*Material provided*:
* * *

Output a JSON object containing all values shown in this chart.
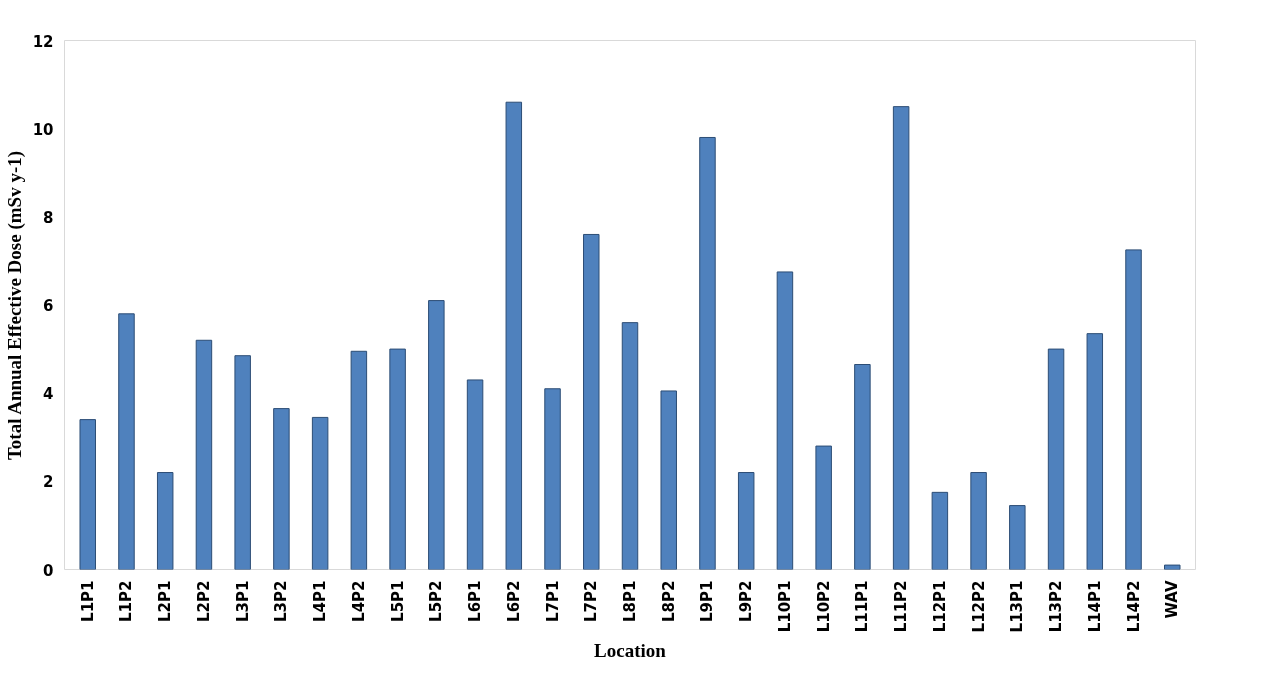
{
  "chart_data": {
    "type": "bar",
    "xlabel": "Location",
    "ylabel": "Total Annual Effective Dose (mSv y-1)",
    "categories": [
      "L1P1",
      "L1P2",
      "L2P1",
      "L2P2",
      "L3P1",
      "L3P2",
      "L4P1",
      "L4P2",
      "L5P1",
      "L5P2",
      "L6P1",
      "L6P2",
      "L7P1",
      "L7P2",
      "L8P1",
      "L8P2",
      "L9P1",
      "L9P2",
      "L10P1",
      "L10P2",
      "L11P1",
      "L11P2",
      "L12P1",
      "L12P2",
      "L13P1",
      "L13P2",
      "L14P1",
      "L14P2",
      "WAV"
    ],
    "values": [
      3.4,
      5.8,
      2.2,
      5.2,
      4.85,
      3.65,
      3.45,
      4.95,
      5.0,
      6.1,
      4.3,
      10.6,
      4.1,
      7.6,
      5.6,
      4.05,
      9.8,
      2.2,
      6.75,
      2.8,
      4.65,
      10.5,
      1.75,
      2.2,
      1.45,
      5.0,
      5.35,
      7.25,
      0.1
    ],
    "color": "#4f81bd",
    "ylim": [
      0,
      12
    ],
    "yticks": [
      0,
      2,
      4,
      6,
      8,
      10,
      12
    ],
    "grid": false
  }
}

* * *

*Work required*:
Copy out each line word for word, please, skipping the images.

*Correct response*:
Output a JSON object containing all values shown in this chart.
{
  "chart_data": {
    "type": "bar",
    "xlabel": "Location",
    "ylabel": "Total Annual Effective Dose (mSv y-1)",
    "categories": [
      "L1P1",
      "L1P2",
      "L2P1",
      "L2P2",
      "L3P1",
      "L3P2",
      "L4P1",
      "L4P2",
      "L5P1",
      "L5P2",
      "L6P1",
      "L6P2",
      "L7P1",
      "L7P2",
      "L8P1",
      "L8P2",
      "L9P1",
      "L9P2",
      "L10P1",
      "L10P2",
      "L11P1",
      "L11P2",
      "L12P1",
      "L12P2",
      "L13P1",
      "L13P2",
      "L14P1",
      "L14P2",
      "WAV"
    ],
    "values": [
      3.4,
      5.8,
      2.2,
      5.2,
      4.85,
      3.65,
      3.45,
      4.95,
      5.0,
      6.1,
      4.3,
      10.6,
      4.1,
      7.6,
      5.6,
      4.05,
      9.8,
      2.2,
      6.75,
      2.8,
      4.65,
      10.5,
      1.75,
      2.2,
      1.45,
      5.0,
      5.35,
      7.25,
      0.1
    ],
    "color": "#4f81bd",
    "ylim": [
      0,
      12
    ],
    "yticks": [
      0,
      2,
      4,
      6,
      8,
      10,
      12
    ],
    "grid": false
  }
}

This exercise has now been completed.